TASK OBJECTIVE →
Retype the listing that follows, word for word.

(Data excerpts)
==========

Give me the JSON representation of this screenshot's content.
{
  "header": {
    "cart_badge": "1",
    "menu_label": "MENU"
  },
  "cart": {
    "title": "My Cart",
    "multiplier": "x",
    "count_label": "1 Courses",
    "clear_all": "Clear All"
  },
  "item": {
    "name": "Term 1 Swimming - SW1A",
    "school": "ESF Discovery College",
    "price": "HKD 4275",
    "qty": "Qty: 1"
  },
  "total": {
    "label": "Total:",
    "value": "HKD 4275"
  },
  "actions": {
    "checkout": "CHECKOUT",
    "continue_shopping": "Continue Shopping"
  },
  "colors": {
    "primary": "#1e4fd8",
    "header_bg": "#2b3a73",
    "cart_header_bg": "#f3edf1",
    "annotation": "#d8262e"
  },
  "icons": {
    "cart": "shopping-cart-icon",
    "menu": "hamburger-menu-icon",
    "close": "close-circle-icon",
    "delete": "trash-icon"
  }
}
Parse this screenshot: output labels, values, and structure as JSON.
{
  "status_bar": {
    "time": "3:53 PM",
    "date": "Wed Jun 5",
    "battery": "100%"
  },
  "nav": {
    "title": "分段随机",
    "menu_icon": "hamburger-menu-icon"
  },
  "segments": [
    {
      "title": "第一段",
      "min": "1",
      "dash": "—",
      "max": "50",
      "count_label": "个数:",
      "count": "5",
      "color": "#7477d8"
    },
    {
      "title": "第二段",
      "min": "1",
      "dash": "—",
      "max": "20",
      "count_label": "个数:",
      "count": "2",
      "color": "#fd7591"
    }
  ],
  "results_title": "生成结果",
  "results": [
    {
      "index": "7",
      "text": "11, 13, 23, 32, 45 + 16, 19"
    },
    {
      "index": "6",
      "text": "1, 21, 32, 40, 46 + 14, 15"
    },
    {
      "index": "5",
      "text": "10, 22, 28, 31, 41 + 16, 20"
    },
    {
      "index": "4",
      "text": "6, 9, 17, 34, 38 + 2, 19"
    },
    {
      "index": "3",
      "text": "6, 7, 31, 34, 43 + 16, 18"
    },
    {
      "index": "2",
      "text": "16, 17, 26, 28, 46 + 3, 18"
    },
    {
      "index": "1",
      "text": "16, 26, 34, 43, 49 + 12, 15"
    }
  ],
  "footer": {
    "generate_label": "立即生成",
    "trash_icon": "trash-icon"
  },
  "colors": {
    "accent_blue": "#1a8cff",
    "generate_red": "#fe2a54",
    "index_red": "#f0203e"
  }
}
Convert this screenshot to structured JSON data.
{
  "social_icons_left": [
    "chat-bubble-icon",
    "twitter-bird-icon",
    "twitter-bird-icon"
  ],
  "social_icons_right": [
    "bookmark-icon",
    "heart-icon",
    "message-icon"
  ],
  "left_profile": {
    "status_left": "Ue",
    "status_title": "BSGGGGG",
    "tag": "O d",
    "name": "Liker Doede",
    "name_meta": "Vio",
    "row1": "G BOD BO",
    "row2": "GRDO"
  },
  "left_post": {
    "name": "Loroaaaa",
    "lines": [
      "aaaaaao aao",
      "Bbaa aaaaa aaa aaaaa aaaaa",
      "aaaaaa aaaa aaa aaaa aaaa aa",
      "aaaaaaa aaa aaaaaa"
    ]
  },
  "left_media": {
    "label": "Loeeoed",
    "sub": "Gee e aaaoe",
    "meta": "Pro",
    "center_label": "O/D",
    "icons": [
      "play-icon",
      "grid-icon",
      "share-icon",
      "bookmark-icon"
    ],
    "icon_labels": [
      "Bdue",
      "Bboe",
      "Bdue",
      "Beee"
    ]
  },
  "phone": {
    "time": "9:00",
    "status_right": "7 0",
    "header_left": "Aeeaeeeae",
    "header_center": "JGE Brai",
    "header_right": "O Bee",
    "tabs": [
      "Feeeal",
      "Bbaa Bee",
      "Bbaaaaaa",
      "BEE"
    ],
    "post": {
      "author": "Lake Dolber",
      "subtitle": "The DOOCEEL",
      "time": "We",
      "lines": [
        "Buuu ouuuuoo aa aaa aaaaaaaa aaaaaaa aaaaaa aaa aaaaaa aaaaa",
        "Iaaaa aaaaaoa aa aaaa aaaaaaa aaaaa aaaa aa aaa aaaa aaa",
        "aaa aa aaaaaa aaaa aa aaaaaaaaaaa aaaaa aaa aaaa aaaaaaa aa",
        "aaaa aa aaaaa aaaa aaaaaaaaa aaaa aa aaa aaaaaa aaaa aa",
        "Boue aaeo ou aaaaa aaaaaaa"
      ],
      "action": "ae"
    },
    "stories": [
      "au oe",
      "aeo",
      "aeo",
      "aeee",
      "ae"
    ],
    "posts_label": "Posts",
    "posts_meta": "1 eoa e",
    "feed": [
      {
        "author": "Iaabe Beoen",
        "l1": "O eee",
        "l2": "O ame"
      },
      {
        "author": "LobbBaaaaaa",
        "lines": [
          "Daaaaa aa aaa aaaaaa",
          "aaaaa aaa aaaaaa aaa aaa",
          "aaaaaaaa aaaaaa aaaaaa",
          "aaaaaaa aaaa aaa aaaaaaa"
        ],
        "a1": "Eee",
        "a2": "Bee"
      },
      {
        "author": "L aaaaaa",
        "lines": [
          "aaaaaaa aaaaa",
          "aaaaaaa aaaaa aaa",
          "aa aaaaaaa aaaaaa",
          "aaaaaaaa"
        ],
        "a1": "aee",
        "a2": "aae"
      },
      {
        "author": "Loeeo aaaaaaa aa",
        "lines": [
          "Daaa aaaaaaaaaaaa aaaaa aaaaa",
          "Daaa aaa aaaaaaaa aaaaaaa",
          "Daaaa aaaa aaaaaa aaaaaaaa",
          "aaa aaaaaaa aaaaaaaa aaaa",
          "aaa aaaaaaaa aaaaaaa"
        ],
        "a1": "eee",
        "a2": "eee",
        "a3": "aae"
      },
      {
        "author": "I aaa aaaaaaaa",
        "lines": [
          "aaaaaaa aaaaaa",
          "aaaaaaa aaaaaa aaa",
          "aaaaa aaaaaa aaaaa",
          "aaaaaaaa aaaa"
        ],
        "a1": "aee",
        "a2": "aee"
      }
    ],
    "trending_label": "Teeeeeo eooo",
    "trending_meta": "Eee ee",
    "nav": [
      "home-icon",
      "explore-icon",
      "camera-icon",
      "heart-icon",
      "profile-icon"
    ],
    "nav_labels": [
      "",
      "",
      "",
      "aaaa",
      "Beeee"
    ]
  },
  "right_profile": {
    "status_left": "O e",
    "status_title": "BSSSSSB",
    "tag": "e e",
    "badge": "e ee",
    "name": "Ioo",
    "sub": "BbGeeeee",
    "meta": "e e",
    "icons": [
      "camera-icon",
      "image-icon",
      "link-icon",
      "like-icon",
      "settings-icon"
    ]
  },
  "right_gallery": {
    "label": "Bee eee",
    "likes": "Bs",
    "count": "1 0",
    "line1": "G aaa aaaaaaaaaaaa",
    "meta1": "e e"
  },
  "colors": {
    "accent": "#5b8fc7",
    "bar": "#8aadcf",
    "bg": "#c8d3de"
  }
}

==========

ANSWER FOR THIS EXERCISE →
Give me the JSON representation of this screenshot's content.
{
  "header": {
    "cart_badge": "1",
    "menu_label": "MENU"
  },
  "cart": {
    "title": "My Cart",
    "multiplier": "x",
    "count_label": "1 Courses",
    "clear_all": "Clear All"
  },
  "item": {
    "name": "Term 1 Swimming - SW1A",
    "school": "ESF Discovery College",
    "price": "HKD 4275",
    "qty": "Qty: 1"
  },
  "total": {
    "label": "Total:",
    "value": "HKD 4275"
  },
  "actions": {
    "checkout": "CHECKOUT",
    "continue_shopping": "Continue Shopping"
  },
  "colors": {
    "primary": "#1e4fd8",
    "header_bg": "#2b3a73",
    "cart_header_bg": "#f3edf1",
    "annotation": "#d8262e"
  },
  "icons": {
    "cart": "shopping-cart-icon",
    "menu": "hamburger-menu-icon",
    "close": "close-circle-icon",
    "delete": "trash-icon"
  }
}
Parse this screenshot: output labels, values, and structure as JSON.
{
  "status_bar": {
    "time": "3:53 PM",
    "date": "Wed Jun 5",
    "battery": "100%"
  },
  "nav": {
    "title": "分段随机",
    "menu_icon": "hamburger-menu-icon"
  },
  "segments": [
    {
      "title": "第一段",
      "min": "1",
      "dash": "—",
      "max": "50",
      "count_label": "个数:",
      "count": "5",
      "color": "#7477d8"
    },
    {
      "title": "第二段",
      "min": "1",
      "dash": "—",
      "max": "20",
      "count_label": "个数:",
      "count": "2",
      "color": "#fd7591"
    }
  ],
  "results_title": "生成结果",
  "results": [
    {
      "index": "7",
      "text": "11, 13, 23, 32, 45 + 16, 19"
    },
    {
      "index": "6",
      "text": "1, 21, 32, 40, 46 + 14, 15"
    },
    {
      "index": "5",
      "text": "10, 22, 28, 31, 41 + 16, 20"
    },
    {
      "index": "4",
      "text": "6, 9, 17, 34, 38 + 2, 19"
    },
    {
      "index": "3",
      "text": "6, 7, 31, 34, 43 + 16, 18"
    },
    {
      "index": "2",
      "text": "16, 17, 26, 28, 46 + 3, 18"
    },
    {
      "index": "1",
      "text": "16, 26, 34, 43, 49 + 12, 15"
    }
  ],
  "footer": {
    "generate_label": "立即生成",
    "trash_icon": "trash-icon"
  },
  "colors": {
    "accent_blue": "#1a8cff",
    "generate_red": "#fe2a54",
    "index_red": "#f0203e"
  }
}
Convert this screenshot to structured JSON data.
{
  "social_icons_left": [
    "chat-bubble-icon",
    "twitter-bird-icon",
    "twitter-bird-icon"
  ],
  "social_icons_right": [
    "bookmark-icon",
    "heart-icon",
    "message-icon"
  ],
  "left_profile": {
    "status_left": "Ue",
    "status_title": "BSGGGGG",
    "tag": "O d",
    "name": "Liker Doede",
    "name_meta": "Vio",
    "row1": "G BOD BO",
    "row2": "GRDO"
  },
  "left_post": {
    "name": "Loroaaaa",
    "lines": [
      "aaaaaao aao",
      "Bbaa aaaaa aaa aaaaa aaaaa",
      "aaaaaa aaaa aaa aaaa aaaa aa",
      "aaaaaaa aaa aaaaaa"
    ]
  },
  "left_media": {
    "label": "Loeeoed",
    "sub": "Gee e aaaoe",
    "meta": "Pro",
    "center_label": "O/D",
    "icons": [
      "play-icon",
      "grid-icon",
      "share-icon",
      "bookmark-icon"
    ],
    "icon_labels": [
      "Bdue",
      "Bboe",
      "Bdue",
      "Beee"
    ]
  },
  "phone": {
    "time": "9:00",
    "status_right": "7 0",
    "header_left": "Aeeaeeeae",
    "header_center": "JGE Brai",
    "header_right": "O Bee",
    "tabs": [
      "Feeeal",
      "Bbaa Bee",
      "Bbaaaaaa",
      "BEE"
    ],
    "post": {
      "author": "Lake Dolber",
      "subtitle": "The DOOCEEL",
      "time": "We",
      "lines": [
        "Buuu ouuuuoo aa aaa aaaaaaaa aaaaaaa aaaaaa aaa aaaaaa aaaaa",
        "Iaaaa aaaaaoa aa aaaa aaaaaaa aaaaa aaaa aa aaa aaaa aaa",
        "aaa aa aaaaaa aaaa aa aaaaaaaaaaa aaaaa aaa aaaa aaaaaaa aa",
        "aaaa aa aaaaa aaaa aaaaaaaaa aaaa aa aaa aaaaaa aaaa aa",
        "Boue aaeo ou aaaaa aaaaaaa"
      ],
      "action": "ae"
    },
    "stories": [
      "au oe",
      "aeo",
      "aeo",
      "aeee",
      "ae"
    ],
    "posts_label": "Posts",
    "posts_meta": "1 eoa e",
    "feed": [
      {
        "author": "Iaabe Beoen",
        "l1": "O eee",
        "l2": "O ame"
      },
      {
        "author": "LobbBaaaaaa",
        "lines": [
          "Daaaaa aa aaa aaaaaa",
          "aaaaa aaa aaaaaa aaa aaa",
          "aaaaaaaa aaaaaa aaaaaa",
          "aaaaaaa aaaa aaa aaaaaaa"
        ],
        "a1": "Eee",
        "a2": "Bee"
      },
      {
        "author": "L aaaaaa",
        "lines": [
          "aaaaaaa aaaaa",
          "aaaaaaa aaaaa aaa",
          "aa aaaaaaa aaaaaa",
          "aaaaaaaa"
        ],
        "a1": "aee",
        "a2": "aae"
      },
      {
        "author": "Loeeo aaaaaaa aa",
        "lines": [
          "Daaa aaaaaaaaaaaa aaaaa aaaaa",
          "Daaa aaa aaaaaaaa aaaaaaa",
          "Daaaa aaaa aaaaaa aaaaaaaa",
          "aaa aaaaaaa aaaaaaaa aaaa",
          "aaa aaaaaaaa aaaaaaa"
        ],
        "a1": "eee",
        "a2": "eee",
        "a3": "aae"
      },
      {
        "author": "I aaa aaaaaaaa",
        "lines": [
          "aaaaaaa aaaaaa",
          "aaaaaaa aaaaaa aaa",
          "aaaaa aaaaaa aaaaa",
          "aaaaaaaa aaaa"
        ],
        "a1": "aee",
        "a2": "aee"
      }
    ],
    "trending_label": "Teeeeeo eooo",
    "trending_meta": "Eee ee",
    "nav": [
      "home-icon",
      "explore-icon",
      "camera-icon",
      "heart-icon",
      "profile-icon"
    ],
    "nav_labels": [
      "",
      "",
      "",
      "aaaa",
      "Beeee"
    ]
  },
  "right_profile": {
    "status_left": "O e",
    "status_title": "BSSSSSB",
    "tag": "e e",
    "badge": "e ee",
    "name": "Ioo",
    "sub": "BbGeeeee",
    "meta": "e e",
    "icons": [
      "camera-icon",
      "image-icon",
      "link-icon",
      "like-icon",
      "settings-icon"
    ]
  },
  "right_gallery": {
    "label": "Bee eee",
    "likes": "Bs",
    "count": "1 0",
    "line1": "G aaa aaaaaaaaaaaa",
    "meta1": "e e"
  },
  "colors": {
    "accent": "#5b8fc7",
    "bar": "#8aadcf",
    "bg": "#c8d3de"
  }
}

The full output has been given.